**GOAL:**
Pictures stay out of your copy, but everything else in the records below must be repeated exactly.

**RECORDS PROVIDED:**

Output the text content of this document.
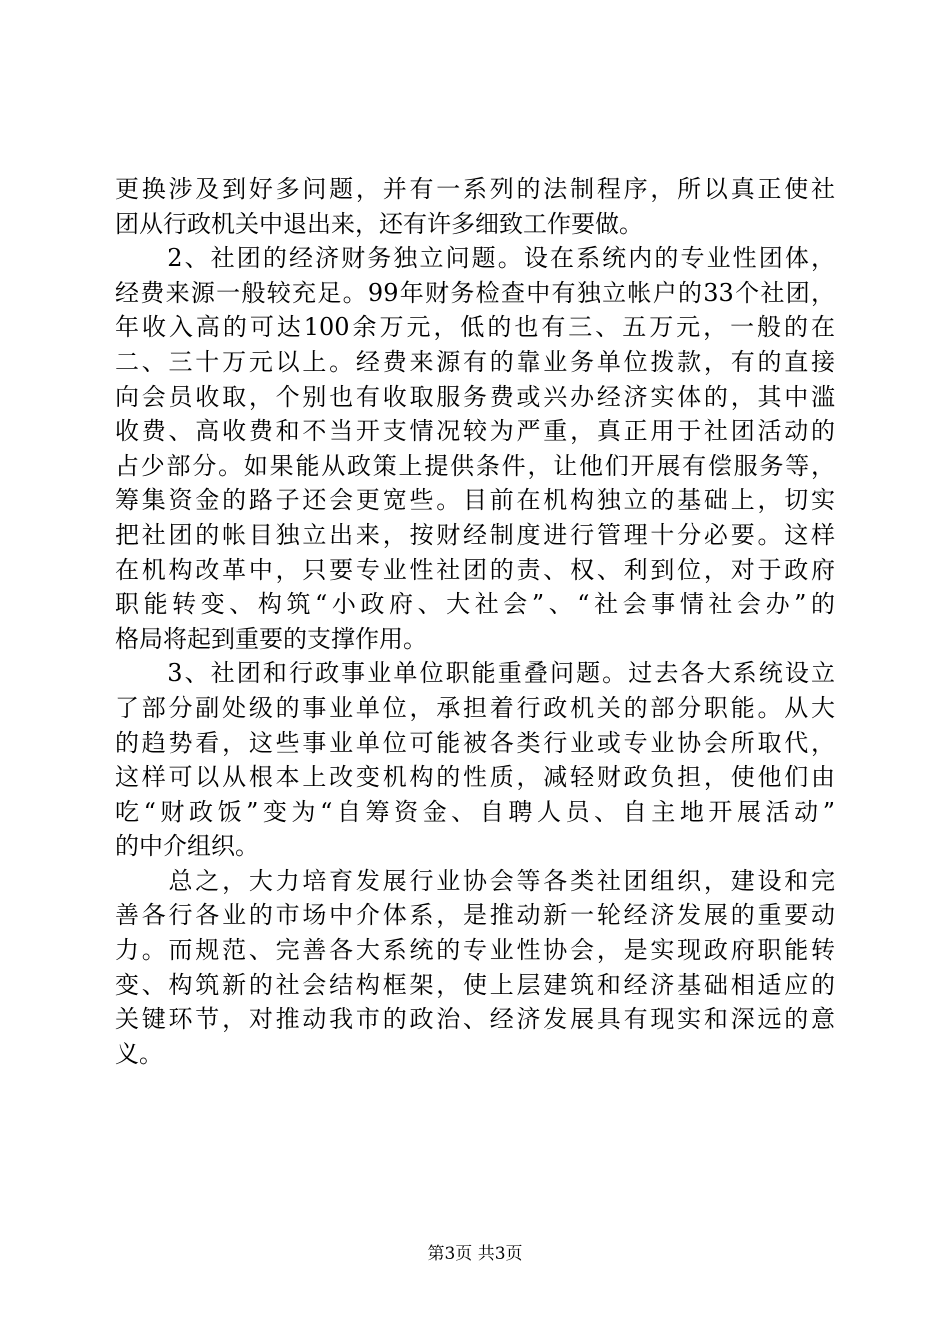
更换涉及到好多问题，并有一系列的法制程序，所以真正使社
团从行政机关中退出来，还有许多细致工作要做。
　　2、社团的经济财务独立问题。设在系统内的专业性团体，
经费来源一般较充足。99年财务检查中有独立帐户的33个社团，
年收入高的可达100余万元，低的也有三、五万元，一般的在
二、三十万元以上。经费来源有的靠业务单位拨款，有的直接
向会员收取，个别也有收取服务费或兴办经济实体的，其中滥
收费、高收费和不当开支情况较为严重，真正用于社团活动的
占少部分。如果能从政策上提供条件，让他们开展有偿服务等，
筹集资金的路子还会更宽些。目前在机构独立的基础上，切实
把社团的帐目独立出来，按财经制度进行管理十分必要。这样
在机构改革中，只要专业性社团的责、权、利到位，对于政府
职能转变、构筑“小政府、大社会”、“社会事情社会办”的
格局将起到重要的支撑作用。
　　3、社团和行政事业单位职能重叠问题。过去各大系统设立
了部分副处级的事业单位，承担着行政机关的部分职能。从大
的趋势看，这些事业单位可能被各类行业或专业协会所取代，
这样可以从根本上改变机构的性质，减轻财政负担，使他们由
吃“财政饭”变为“自筹资金、自聘人员、自主地开展活动”
的中介组织。
　　总之，大力培育发展行业协会等各类社团组织，建设和完
善各行各业的市场中介体系，是推动新一轮经济发展的重要动
力。而规范、完善各大系统的专业性协会，是实现政府职能转
变、构筑新的社会结构框架，使上层建筑和经济基础相适应的
关键环节，对推动我市的政治、经济发展具有现实和深远的意
义。
第3页 共3页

**EXERCISE OUTPUT:**
Output the text content of this document.
更换涉及到好多问题，并有一系列的法制程序，所以真正使社
团从行政机关中退出来，还有许多细致工作要做。
　　2、社团的经济财务独立问题。设在系统内的专业性团体，
经费来源一般较充足。99年财务检查中有独立帐户的33个社团，
年收入高的可达100余万元，低的也有三、五万元，一般的在
二、三十万元以上。经费来源有的靠业务单位拨款，有的直接
向会员收取，个别也有收取服务费或兴办经济实体的，其中滥
收费、高收费和不当开支情况较为严重，真正用于社团活动的
占少部分。如果能从政策上提供条件，让他们开展有偿服务等，
筹集资金的路子还会更宽些。目前在机构独立的基础上，切实
把社团的帐目独立出来，按财经制度进行管理十分必要。这样
在机构改革中，只要专业性社团的责、权、利到位，对于政府
职能转变、构筑“小政府、大社会”、“社会事情社会办”的
格局将起到重要的支撑作用。
　　3、社团和行政事业单位职能重叠问题。过去各大系统设立
了部分副处级的事业单位，承担着行政机关的部分职能。从大
的趋势看，这些事业单位可能被各类行业或专业协会所取代，
这样可以从根本上改变机构的性质，减轻财政负担，使他们由
吃“财政饭”变为“自筹资金、自聘人员、自主地开展活动”
的中介组织。
　　总之，大力培育发展行业协会等各类社团组织，建设和完
善各行各业的市场中介体系，是推动新一轮经济发展的重要动
力。而规范、完善各大系统的专业性协会，是实现政府职能转
变、构筑新的社会结构框架，使上层建筑和经济基础相适应的
关键环节，对推动我市的政治、经济发展具有现实和深远的意
义。
第3页 共3页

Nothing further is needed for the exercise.